What you need to do
Retype each record shown below, leaving every character as it is.

Materials provided
========

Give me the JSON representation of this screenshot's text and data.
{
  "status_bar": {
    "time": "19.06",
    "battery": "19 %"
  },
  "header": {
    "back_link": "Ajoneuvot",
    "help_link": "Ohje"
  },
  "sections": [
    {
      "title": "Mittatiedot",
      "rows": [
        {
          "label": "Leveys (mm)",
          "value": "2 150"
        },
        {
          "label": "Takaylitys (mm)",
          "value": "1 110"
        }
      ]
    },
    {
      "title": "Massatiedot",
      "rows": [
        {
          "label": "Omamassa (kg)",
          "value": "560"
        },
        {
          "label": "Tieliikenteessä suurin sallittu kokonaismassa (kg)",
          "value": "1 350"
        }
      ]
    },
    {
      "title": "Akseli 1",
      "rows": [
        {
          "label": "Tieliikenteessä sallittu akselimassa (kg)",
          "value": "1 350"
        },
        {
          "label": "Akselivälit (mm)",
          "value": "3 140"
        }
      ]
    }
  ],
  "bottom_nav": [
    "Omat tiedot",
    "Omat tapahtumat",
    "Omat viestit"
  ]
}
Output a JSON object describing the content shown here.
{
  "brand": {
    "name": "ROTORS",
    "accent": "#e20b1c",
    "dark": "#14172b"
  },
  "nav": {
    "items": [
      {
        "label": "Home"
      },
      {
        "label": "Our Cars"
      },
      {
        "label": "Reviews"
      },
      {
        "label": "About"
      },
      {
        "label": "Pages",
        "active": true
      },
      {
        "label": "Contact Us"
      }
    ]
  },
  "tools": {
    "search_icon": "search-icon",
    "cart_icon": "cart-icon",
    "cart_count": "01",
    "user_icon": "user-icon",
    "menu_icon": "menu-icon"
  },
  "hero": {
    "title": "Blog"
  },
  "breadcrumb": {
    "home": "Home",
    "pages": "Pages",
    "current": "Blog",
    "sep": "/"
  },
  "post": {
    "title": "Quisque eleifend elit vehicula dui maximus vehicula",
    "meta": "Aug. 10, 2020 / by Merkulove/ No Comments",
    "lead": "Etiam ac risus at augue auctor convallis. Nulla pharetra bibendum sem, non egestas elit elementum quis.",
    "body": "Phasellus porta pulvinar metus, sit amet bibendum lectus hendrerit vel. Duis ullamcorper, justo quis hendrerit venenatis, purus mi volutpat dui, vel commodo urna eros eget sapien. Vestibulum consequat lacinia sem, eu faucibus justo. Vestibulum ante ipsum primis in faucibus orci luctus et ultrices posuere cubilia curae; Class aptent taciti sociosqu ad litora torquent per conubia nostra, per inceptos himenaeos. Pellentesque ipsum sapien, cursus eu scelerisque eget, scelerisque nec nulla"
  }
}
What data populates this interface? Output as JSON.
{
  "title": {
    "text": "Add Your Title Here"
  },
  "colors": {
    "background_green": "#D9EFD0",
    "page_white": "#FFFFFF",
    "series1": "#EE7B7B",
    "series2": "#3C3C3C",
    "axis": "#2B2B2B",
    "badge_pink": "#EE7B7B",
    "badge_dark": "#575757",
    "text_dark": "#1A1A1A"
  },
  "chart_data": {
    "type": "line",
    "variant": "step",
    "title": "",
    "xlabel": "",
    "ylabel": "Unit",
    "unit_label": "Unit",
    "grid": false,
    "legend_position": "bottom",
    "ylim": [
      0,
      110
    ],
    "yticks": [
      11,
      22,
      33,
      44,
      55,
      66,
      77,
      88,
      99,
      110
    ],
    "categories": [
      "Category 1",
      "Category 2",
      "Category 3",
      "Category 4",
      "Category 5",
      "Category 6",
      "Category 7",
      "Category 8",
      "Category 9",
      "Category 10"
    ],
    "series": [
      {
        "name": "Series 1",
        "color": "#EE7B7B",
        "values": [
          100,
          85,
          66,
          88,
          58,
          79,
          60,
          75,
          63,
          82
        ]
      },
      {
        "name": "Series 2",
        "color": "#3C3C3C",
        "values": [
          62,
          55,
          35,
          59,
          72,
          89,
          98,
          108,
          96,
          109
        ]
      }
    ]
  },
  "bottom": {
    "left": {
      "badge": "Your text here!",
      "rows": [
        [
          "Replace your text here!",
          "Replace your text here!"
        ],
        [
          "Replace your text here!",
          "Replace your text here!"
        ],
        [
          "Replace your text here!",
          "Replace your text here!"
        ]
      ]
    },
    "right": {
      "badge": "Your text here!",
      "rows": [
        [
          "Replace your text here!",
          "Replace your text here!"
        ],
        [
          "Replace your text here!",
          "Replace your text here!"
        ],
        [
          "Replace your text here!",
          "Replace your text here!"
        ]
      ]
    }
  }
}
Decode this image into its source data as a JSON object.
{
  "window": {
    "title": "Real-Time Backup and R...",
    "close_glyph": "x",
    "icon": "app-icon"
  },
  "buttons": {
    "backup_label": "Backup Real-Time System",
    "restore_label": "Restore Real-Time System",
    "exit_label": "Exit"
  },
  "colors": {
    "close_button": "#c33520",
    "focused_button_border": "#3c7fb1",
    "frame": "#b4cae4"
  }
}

========

Reply to the task
Give me the JSON representation of this screenshot's text and data.
{
  "status_bar": {
    "time": "19.06",
    "battery": "19 %"
  },
  "header": {
    "back_link": "Ajoneuvot",
    "help_link": "Ohje"
  },
  "sections": [
    {
      "title": "Mittatiedot",
      "rows": [
        {
          "label": "Leveys (mm)",
          "value": "2 150"
        },
        {
          "label": "Takaylitys (mm)",
          "value": "1 110"
        }
      ]
    },
    {
      "title": "Massatiedot",
      "rows": [
        {
          "label": "Omamassa (kg)",
          "value": "560"
        },
        {
          "label": "Tieliikenteessä suurin sallittu kokonaismassa (kg)",
          "value": "1 350"
        }
      ]
    },
    {
      "title": "Akseli 1",
      "rows": [
        {
          "label": "Tieliikenteessä sallittu akselimassa (kg)",
          "value": "1 350"
        },
        {
          "label": "Akselivälit (mm)",
          "value": "3 140"
        }
      ]
    }
  ],
  "bottom_nav": [
    "Omat tiedot",
    "Omat tapahtumat",
    "Omat viestit"
  ]
}
Output a JSON object describing the content shown here.
{
  "brand": {
    "name": "ROTORS",
    "accent": "#e20b1c",
    "dark": "#14172b"
  },
  "nav": {
    "items": [
      {
        "label": "Home"
      },
      {
        "label": "Our Cars"
      },
      {
        "label": "Reviews"
      },
      {
        "label": "About"
      },
      {
        "label": "Pages",
        "active": true
      },
      {
        "label": "Contact Us"
      }
    ]
  },
  "tools": {
    "search_icon": "search-icon",
    "cart_icon": "cart-icon",
    "cart_count": "01",
    "user_icon": "user-icon",
    "menu_icon": "menu-icon"
  },
  "hero": {
    "title": "Blog"
  },
  "breadcrumb": {
    "home": "Home",
    "pages": "Pages",
    "current": "Blog",
    "sep": "/"
  },
  "post": {
    "title": "Quisque eleifend elit vehicula dui maximus vehicula",
    "meta": "Aug. 10, 2020 / by Merkulove/ No Comments",
    "lead": "Etiam ac risus at augue auctor convallis. Nulla pharetra bibendum sem, non egestas elit elementum quis.",
    "body": "Phasellus porta pulvinar metus, sit amet bibendum lectus hendrerit vel. Duis ullamcorper, justo quis hendrerit venenatis, purus mi volutpat dui, vel commodo urna eros eget sapien. Vestibulum consequat lacinia sem, eu faucibus justo. Vestibulum ante ipsum primis in faucibus orci luctus et ultrices posuere cubilia curae; Class aptent taciti sociosqu ad litora torquent per conubia nostra, per inceptos himenaeos. Pellentesque ipsum sapien, cursus eu scelerisque eget, scelerisque nec nulla"
  }
}
What data populates this interface? Output as JSON.
{
  "title": {
    "text": "Add Your Title Here"
  },
  "colors": {
    "background_green": "#D9EFD0",
    "page_white": "#FFFFFF",
    "series1": "#EE7B7B",
    "series2": "#3C3C3C",
    "axis": "#2B2B2B",
    "badge_pink": "#EE7B7B",
    "badge_dark": "#575757",
    "text_dark": "#1A1A1A"
  },
  "chart_data": {
    "type": "line",
    "variant": "step",
    "title": "",
    "xlabel": "",
    "ylabel": "Unit",
    "unit_label": "Unit",
    "grid": false,
    "legend_position": "bottom",
    "ylim": [
      0,
      110
    ],
    "yticks": [
      11,
      22,
      33,
      44,
      55,
      66,
      77,
      88,
      99,
      110
    ],
    "categories": [
      "Category 1",
      "Category 2",
      "Category 3",
      "Category 4",
      "Category 5",
      "Category 6",
      "Category 7",
      "Category 8",
      "Category 9",
      "Category 10"
    ],
    "series": [
      {
        "name": "Series 1",
        "color": "#EE7B7B",
        "values": [
          100,
          85,
          66,
          88,
          58,
          79,
          60,
          75,
          63,
          82
        ]
      },
      {
        "name": "Series 2",
        "color": "#3C3C3C",
        "values": [
          62,
          55,
          35,
          59,
          72,
          89,
          98,
          108,
          96,
          109
        ]
      }
    ]
  },
  "bottom": {
    "left": {
      "badge": "Your text here!",
      "rows": [
        [
          "Replace your text here!",
          "Replace your text here!"
        ],
        [
          "Replace your text here!",
          "Replace your text here!"
        ],
        [
          "Replace your text here!",
          "Replace your text here!"
        ]
      ]
    },
    "right": {
      "badge": "Your text here!",
      "rows": [
        [
          "Replace your text here!",
          "Replace your text here!"
        ],
        [
          "Replace your text here!",
          "Replace your text here!"
        ],
        [
          "Replace your text here!",
          "Replace your text here!"
        ]
      ]
    }
  }
}
Decode this image into its source data as a JSON object.
{
  "window": {
    "title": "Real-Time Backup and R...",
    "close_glyph": "x",
    "icon": "app-icon"
  },
  "buttons": {
    "backup_label": "Backup Real-Time System",
    "restore_label": "Restore Real-Time System",
    "exit_label": "Exit"
  },
  "colors": {
    "close_button": "#c33520",
    "focused_button_border": "#3c7fb1",
    "frame": "#b4cae4"
  }
}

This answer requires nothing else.